Build Boost.Python & Numpy in Windows

Posted by nielsb on Sunday, January 3, 2021

In this post, we look at how to build Boost.Python and Numpy. We look at it from a perspective where we want to use what we build as part of a bridge between SQL Server 2019 and Python. However, if you are not interested in SQL, the post should still give you some - hopefully - useful information.

Please note that I am a SQL dude, and my knowledge of Boost, Python and Numpy is limited at best. So take this post for what it is; the steps I took to successfully build Boost.Python and Numpy on a Windows box.

Background

In my post, Bring Your Own R & Python Runtimes to SQL Server Extensibility Framework I wrote about how we can use other R and Python runtimes in SQL Server Machine Learning Services than the ones that come “out of the box”. In the post, I wrote that if you want to bring a Python runtime other than version 3.7.x, (like 3.8, 3.9, etc.), you need to build your own bridge; a SQL Server Python language extension.
===============
**Work instructions**
1) Condense the paragraph of the Boost.Python post that begins "In this post, we look at" into a short bulleted list that keeps its main facts.
2) Continue the Boost.Python post, starting right after its final sentence.
These rows have nothing to do with the Boost.Python post.

(Recorded data)
===============
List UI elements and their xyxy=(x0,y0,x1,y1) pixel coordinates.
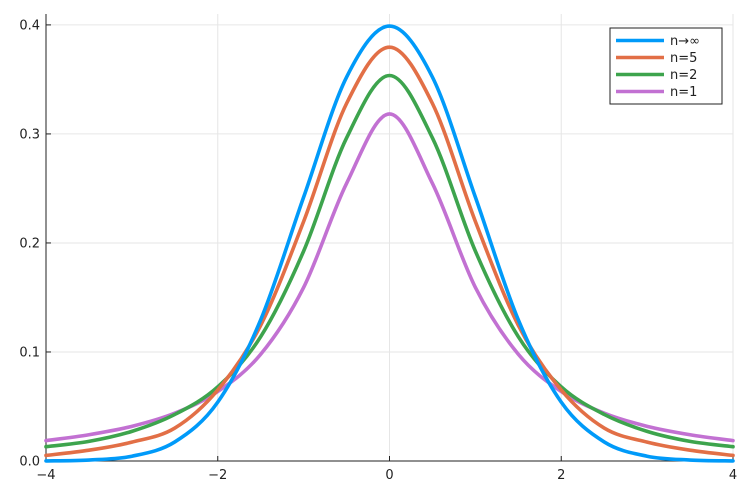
tick-labels: −4 −2 0 2 4 0.0 0.1 0.2 0.3 0.4 xyxy=(19,18,737,483)
legend: n→∞ n=5 n=2 n=1 xyxy=(609,27,723,105)
series-line-2 xyxy=(44,73,735,449)
legend-label-3: n=1 xyxy=(670,85,697,100)
y-tick-label: 0.3 xyxy=(19,127,40,142)
legend-label-1: n=5 xyxy=(670,51,697,66)
y-tick-label: 0.2 xyxy=(19,236,40,251)
x-tick-label: −4 xyxy=(36,468,55,483)
x-tick-label: 4 xyxy=(729,468,737,483)
x-tick-label: 2 xyxy=(557,468,565,483)
legend-label-0: n→∞ xyxy=(670,34,700,49)
y-tick-label: 0.4 xyxy=(19,18,40,33)
x-tick-label: −2 xyxy=(208,468,227,483)
y-tick-label: 0.1 xyxy=(19,345,40,360)
series-line-1 xyxy=(44,45,735,458)
series-line-0 xyxy=(44,24,735,463)
legend-label-2: n=2 xyxy=(670,68,697,83)
series-group xyxy=(44,24,735,463)
y-tick-label: 0.0 xyxy=(19,455,40,470)
x-tick-label: 0 xyxy=(385,468,393,483)
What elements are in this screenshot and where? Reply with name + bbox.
===============
**Solved tasks**
1)
- The post covers building Boost.Python and Numpy.
- It approaches this as part of a bridge between SQL Server 2019 and Python.
- Readers not interested in SQL may still find useful information in it.

2)
A language extension is a C++ dll acting as a bridge between SQL Server and an external runtime - in this case Python. To interact between C++ and Python you often use Boost, and for the SQL Server Python extension, Boost libraries are required.

Pre-reqs

What do we need to do this:

  • Python: I have Python 3.9.1 installed together with numpy.
  • Boost: well, that’s fairly obvious. I downloaded Boost 1.75.0 from Boost Downloads.
  • A C++ compiler, (a toolset in Boost speak). I use the compiler from Visual Studio 2019 - in Boost it is defined as msvc-14.2.

Obviously, if you want to use what we do here to build a Python SQL Server Language Extension, you need the source code for the language extensions and SQL Server. That will be covered in a future post.

Now, let’s get on with it.

Boost

Boost is a set of C++ libraries complementing the C++ standard libraries. The Boost libraries provide support for tasks and structures such as linear algebra, pseudorandom number generation, multithreading, image processing, regular expressions, and unit testing.

Boost also allows us to interact between C++ and Python, via Boost.Python. In the Python extension, Boost is used - among other things - to interact with the runtime, execute scripts as well as to interact with numpy.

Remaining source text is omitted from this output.